Write out every line of the entries below word for word, leaving out the pictures.
-- -- --
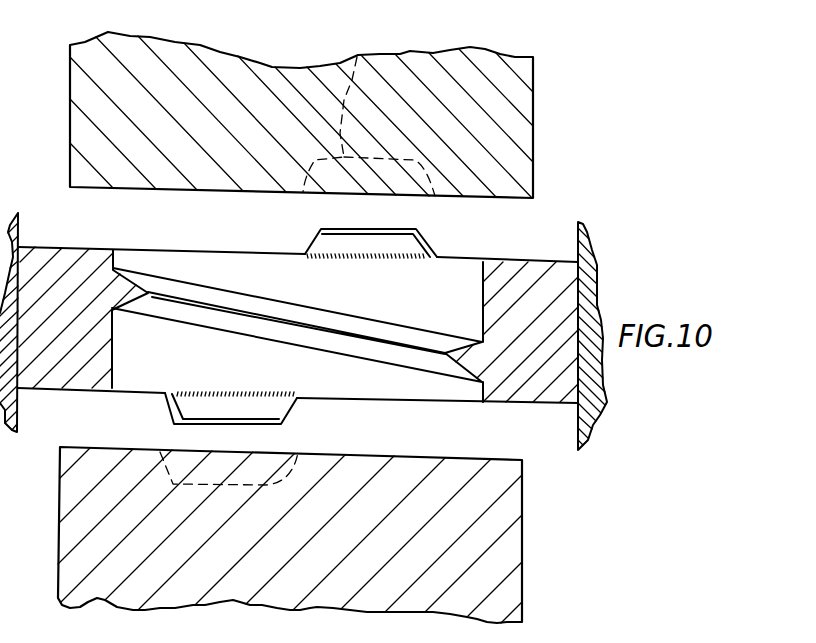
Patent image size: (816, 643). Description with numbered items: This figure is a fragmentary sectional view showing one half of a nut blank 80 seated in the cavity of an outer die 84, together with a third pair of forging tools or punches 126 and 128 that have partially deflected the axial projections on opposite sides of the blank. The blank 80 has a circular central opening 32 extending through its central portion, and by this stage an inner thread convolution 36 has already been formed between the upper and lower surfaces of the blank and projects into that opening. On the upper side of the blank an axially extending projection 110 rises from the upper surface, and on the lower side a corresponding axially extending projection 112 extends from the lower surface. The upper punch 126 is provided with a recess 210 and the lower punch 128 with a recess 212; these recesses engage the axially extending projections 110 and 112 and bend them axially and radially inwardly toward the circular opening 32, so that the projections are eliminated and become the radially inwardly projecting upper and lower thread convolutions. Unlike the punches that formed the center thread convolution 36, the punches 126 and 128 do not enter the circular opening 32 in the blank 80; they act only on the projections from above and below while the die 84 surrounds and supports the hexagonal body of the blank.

The blank 80 is at (53, 240).
The circular central opening 32 is at (464, 277).
The inner thread convolution 36 is at (212, 334).
The outer die 84 is at (600, 411).
The axial projection 110 is at (300, 242).
The axial projection 112 is at (158, 404).
The punch 126 is at (515, 123).
The punch 128 is at (508, 550).
The recess 210 is at (357, 56).
The recess 212 is at (263, 487).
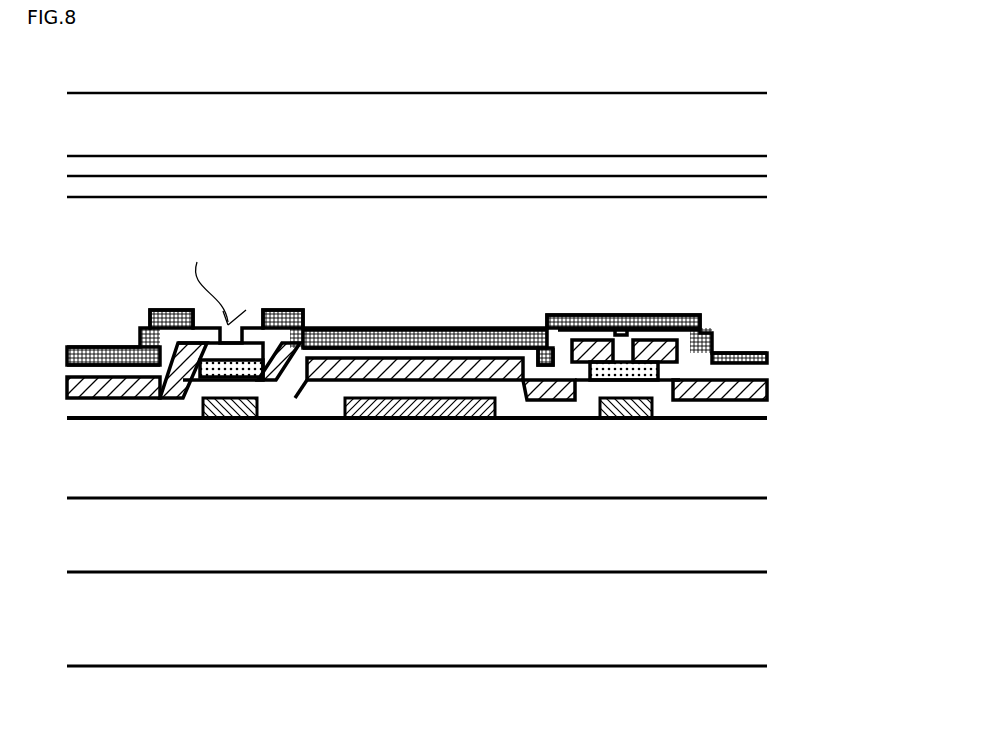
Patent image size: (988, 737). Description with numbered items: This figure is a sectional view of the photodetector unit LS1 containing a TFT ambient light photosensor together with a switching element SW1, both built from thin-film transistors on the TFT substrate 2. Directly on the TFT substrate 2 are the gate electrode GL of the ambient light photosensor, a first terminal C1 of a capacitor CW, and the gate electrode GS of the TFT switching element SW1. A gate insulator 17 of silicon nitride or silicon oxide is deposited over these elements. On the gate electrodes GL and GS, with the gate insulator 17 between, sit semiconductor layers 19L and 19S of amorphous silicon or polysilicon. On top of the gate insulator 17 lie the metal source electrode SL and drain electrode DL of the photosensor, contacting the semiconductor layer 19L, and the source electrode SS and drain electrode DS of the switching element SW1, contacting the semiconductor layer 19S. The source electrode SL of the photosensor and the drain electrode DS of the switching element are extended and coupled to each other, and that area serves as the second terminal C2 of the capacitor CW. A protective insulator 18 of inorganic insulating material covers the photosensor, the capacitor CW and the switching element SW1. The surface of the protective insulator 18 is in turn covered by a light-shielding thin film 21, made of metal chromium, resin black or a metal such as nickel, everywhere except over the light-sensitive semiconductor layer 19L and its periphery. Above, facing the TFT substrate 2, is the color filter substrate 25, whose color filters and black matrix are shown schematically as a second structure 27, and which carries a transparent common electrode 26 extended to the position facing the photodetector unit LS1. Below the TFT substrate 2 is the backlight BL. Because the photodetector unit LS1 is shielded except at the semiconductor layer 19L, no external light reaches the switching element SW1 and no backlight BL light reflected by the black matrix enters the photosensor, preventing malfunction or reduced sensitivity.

The color filter substrate 25 is at (368, 128).
The second structure 27 is at (463, 168).
The common electrode 26 is at (505, 195).
The gate insulator 17 is at (748, 413).
The protective insulator 18 is at (753, 373).
The light-shielding thin film 21 is at (470, 330).
The TFT substrate 2 is at (537, 455).
The semiconductor layer 19L is at (277, 311).
The semiconductor layer 19S is at (600, 328).
The drain electrode DL is at (150, 398).
The source electrode SL is at (338, 330).
The capacitor CW is at (410, 318).
The second terminal of the capacitor C2 is at (427, 330).
The drain electrode DS is at (545, 330).
The switching element SW1 is at (633, 296).
The source electrode SS is at (707, 340).
The gate electrode GL is at (233, 420).
The first terminal of the capacitor C1 is at (410, 420).
The gate electrode GS is at (628, 420).
The photodetector unit LS1 is at (78, 233).
The backlight BL is at (417, 582).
-- -- --
§ Response:
Patent image size: (816, 643). Description with numbered items: This figure is a fragmentary sectional view showing one half of a nut blank 80 seated in the cavity of an outer die 84, together with a third pair of forging tools or punches 126 and 128 that have partially deflected the axial projections on opposite sides of the blank. The blank 80 has a circular central opening 32 extending through its central portion, and by this stage an inner thread convolution 36 has already been formed between the upper and lower surfaces of the blank and projects into that opening. On the upper side of the blank an axially extending projection 110 rises from the upper surface, and on the lower side a corresponding axially extending projection 112 extends from the lower surface. The upper punch 126 is provided with a recess 210 and the lower punch 128 with a recess 212; these recesses engage the axially extending projections 110 and 112 and bend them axially and radially inwardly toward the circular opening 32, so that the projections are eliminated and become the radially inwardly projecting upper and lower thread convolutions. Unlike the punches that formed the center thread convolution 36, the punches 126 and 128 do not enter the circular opening 32 in the blank 80; they act only on the projections from above and below while the die 84 surrounds and supports the hexagonal body of the blank.

The blank 80 is at (53, 240).
The circular central opening 32 is at (464, 277).
The inner thread convolution 36 is at (212, 334).
The outer die 84 is at (600, 411).
The axial projection 110 is at (300, 242).
The axial projection 112 is at (158, 404).
The punch 126 is at (515, 123).
The punch 128 is at (508, 550).
The recess 210 is at (357, 56).
The recess 212 is at (263, 487).
Patent image size: (988, 737). Description with numbered items: This figure is a sectional view of the photodetector unit LS1 containing a TFT ambient light photosensor together with a switching element SW1, both built from thin-film transistors on the TFT substrate 2. Directly on the TFT substrate 2 are the gate electrode GL of the ambient light photosensor, a first terminal C1 of a capacitor CW, and the gate electrode GS of the TFT switching element SW1. A gate insulator 17 of silicon nitride or silicon oxide is deposited over these elements. On the gate electrodes GL and GS, with the gate insulator 17 between, sit semiconductor layers 19L and 19S of amorphous silicon or polysilicon. On top of the gate insulator 17 lie the metal source electrode SL and drain electrode DL of the photosensor, contacting the semiconductor layer 19L, and the source electrode SS and drain electrode DS of the switching element SW1, contacting the semiconductor layer 19S. The source electrode SL of the photosensor and the drain electrode DS of the switching element are extended and coupled to each other, and that area serves as the second terminal C2 of the capacitor CW. A protective insulator 18 of inorganic insulating material covers the photosensor, the capacitor CW and the switching element SW1. The surface of the protective insulator 18 is in turn covered by a light-shielding thin film 21, made of metal chromium, resin black or a metal such as nickel, everywhere except over the light-sensitive semiconductor layer 19L and its periphery. Above, facing the TFT substrate 2, is the color filter substrate 25, whose color filters and black matrix are shown schematically as a second structure 27, and which carries a transparent common electrode 26 extended to the position facing the photodetector unit LS1. Below the TFT substrate 2 is the backlight BL. Because the photodetector unit LS1 is shielded except at the semiconductor layer 19L, no external light reaches the switching element SW1 and no backlight BL light reflected by the black matrix enters the photosensor, preventing malfunction or reduced sensitivity.

The color filter substrate 25 is at (368, 128).
The second structure 27 is at (463, 168).
The common electrode 26 is at (505, 195).
The gate insulator 17 is at (748, 413).
The protective insulator 18 is at (753, 373).
The light-shielding thin film 21 is at (470, 330).
The TFT substrate 2 is at (537, 455).
The semiconductor layer 19L is at (277, 311).
The semiconductor layer 19S is at (600, 328).
The drain electrode DL is at (150, 398).
The source electrode SL is at (338, 330).
The capacitor CW is at (410, 318).
The second terminal of the capacitor C2 is at (427, 330).
The drain electrode DS is at (545, 330).
The switching element SW1 is at (633, 296).
The source electrode SS is at (707, 340).
The gate electrode GL is at (233, 420).
The first terminal of the capacitor C1 is at (410, 420).
The gate electrode GS is at (628, 420).
The photodetector unit LS1 is at (78, 233).
The backlight BL is at (417, 582).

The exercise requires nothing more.